**PROMPT**
From the entries below, tally how many lines contain "rule" and report only that figure.
-- DATA TO PROCESS start --
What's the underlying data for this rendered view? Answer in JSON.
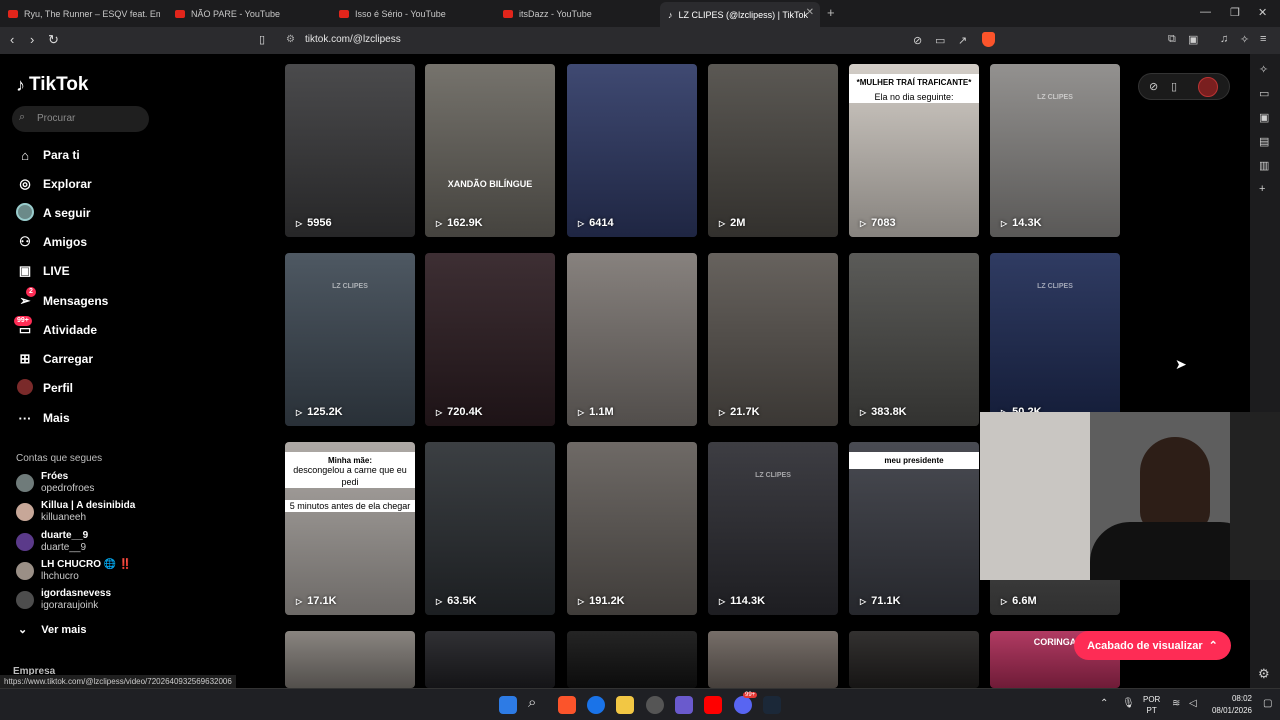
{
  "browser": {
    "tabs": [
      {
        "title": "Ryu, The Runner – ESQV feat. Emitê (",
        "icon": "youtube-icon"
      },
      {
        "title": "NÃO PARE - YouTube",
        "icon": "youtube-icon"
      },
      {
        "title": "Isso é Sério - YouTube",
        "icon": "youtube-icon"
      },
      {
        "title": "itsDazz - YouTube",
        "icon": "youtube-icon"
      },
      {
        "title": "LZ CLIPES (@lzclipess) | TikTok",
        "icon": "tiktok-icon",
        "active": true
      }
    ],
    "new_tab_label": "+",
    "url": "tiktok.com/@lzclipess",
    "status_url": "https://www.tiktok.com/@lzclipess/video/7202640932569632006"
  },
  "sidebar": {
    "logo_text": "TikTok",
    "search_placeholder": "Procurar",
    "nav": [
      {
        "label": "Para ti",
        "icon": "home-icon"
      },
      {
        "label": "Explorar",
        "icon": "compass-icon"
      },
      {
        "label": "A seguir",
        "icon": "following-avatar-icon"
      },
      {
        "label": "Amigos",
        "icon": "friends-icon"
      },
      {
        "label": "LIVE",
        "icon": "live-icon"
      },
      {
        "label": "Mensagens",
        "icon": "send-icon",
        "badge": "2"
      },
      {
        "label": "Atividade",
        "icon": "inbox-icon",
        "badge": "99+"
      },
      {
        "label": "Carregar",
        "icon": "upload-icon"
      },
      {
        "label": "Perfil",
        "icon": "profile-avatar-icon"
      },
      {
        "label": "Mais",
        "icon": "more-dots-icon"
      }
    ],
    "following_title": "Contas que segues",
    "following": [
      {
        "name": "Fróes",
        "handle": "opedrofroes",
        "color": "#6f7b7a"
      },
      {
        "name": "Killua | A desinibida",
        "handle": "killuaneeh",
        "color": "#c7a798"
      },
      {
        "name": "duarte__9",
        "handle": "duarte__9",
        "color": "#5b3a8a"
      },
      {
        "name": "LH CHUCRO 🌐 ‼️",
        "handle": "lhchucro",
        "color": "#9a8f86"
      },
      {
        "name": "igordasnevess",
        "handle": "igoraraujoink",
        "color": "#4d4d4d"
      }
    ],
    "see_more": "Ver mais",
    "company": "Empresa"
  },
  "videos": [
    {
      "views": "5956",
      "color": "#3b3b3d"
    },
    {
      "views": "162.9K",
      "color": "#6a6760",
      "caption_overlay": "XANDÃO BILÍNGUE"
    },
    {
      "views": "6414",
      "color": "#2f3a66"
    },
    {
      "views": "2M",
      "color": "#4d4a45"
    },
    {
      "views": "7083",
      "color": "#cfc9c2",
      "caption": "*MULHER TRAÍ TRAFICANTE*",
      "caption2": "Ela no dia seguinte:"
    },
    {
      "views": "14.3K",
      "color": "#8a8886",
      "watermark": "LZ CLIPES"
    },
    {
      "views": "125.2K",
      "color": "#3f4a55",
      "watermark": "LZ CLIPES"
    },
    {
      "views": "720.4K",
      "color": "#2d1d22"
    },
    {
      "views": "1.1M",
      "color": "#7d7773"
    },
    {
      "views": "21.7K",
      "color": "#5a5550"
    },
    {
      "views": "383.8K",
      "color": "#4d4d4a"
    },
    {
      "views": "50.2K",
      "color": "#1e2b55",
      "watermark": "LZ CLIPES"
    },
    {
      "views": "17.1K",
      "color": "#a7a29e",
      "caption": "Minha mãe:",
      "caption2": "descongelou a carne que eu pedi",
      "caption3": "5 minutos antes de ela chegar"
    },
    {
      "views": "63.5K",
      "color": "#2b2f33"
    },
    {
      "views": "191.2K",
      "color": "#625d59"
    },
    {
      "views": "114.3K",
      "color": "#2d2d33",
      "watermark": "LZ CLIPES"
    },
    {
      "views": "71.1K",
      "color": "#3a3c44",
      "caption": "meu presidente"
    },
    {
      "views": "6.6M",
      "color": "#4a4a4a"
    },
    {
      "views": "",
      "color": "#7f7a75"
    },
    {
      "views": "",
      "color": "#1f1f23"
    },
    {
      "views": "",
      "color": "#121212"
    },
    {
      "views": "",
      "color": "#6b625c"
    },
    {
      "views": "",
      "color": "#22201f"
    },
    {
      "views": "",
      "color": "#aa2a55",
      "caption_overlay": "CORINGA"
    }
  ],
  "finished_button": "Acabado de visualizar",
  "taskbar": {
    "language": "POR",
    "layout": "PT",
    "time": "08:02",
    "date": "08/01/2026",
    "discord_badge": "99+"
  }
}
-- DATA TO PROCESS end --
-- DATA TO PROCESS start --
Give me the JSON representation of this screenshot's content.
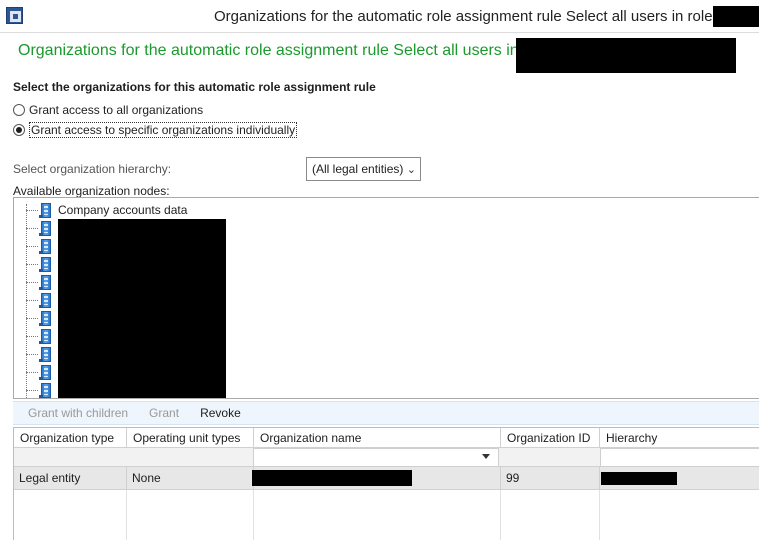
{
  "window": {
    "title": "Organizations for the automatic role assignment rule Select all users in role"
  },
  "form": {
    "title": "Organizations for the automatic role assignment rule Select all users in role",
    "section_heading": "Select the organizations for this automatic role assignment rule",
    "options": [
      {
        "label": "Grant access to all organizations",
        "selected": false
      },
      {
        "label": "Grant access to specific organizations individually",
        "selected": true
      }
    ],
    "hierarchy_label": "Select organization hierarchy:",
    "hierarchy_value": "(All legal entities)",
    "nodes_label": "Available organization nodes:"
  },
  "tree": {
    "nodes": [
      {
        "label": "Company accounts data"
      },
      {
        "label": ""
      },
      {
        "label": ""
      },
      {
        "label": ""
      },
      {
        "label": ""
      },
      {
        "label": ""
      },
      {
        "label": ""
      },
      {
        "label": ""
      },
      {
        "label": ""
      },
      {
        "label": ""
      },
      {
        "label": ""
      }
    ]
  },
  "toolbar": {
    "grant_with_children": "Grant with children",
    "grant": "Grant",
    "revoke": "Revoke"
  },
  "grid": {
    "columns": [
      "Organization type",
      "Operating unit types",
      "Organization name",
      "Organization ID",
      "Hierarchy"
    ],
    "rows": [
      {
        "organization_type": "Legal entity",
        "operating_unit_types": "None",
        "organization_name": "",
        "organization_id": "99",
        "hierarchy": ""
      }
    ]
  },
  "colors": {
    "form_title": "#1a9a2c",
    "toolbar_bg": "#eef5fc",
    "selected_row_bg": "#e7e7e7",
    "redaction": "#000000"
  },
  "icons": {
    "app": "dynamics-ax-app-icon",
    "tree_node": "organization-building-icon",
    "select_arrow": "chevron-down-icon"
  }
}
-- DATA TO PROCESS end --
-- DATA TO PROCESS start --
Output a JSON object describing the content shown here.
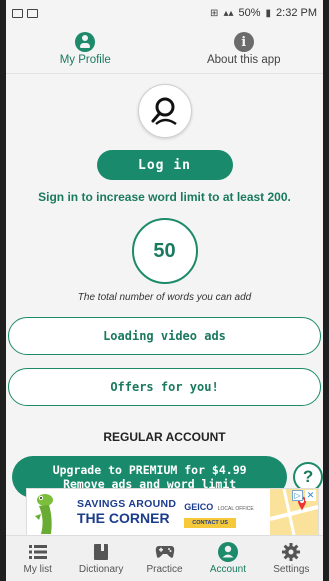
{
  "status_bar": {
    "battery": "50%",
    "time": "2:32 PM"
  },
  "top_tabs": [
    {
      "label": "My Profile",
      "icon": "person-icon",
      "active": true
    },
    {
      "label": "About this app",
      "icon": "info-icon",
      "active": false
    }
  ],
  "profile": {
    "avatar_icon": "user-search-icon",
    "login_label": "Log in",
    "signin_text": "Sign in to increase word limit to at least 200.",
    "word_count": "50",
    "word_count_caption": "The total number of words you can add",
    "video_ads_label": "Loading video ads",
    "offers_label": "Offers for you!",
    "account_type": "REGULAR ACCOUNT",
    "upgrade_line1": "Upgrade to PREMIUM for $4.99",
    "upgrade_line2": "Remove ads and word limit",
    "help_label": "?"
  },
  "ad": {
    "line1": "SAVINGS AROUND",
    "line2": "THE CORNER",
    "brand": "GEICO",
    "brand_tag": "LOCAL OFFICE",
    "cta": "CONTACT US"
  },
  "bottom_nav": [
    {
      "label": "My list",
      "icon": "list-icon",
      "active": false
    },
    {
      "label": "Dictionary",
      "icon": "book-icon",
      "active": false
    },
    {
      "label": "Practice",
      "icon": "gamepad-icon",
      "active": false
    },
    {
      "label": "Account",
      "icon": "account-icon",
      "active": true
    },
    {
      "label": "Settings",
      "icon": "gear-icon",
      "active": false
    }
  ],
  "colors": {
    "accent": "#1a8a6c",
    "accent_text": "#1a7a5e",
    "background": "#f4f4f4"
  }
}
-- DATA TO PROCESS end --
**SOLUTION FOR THIS EXERCISE**
3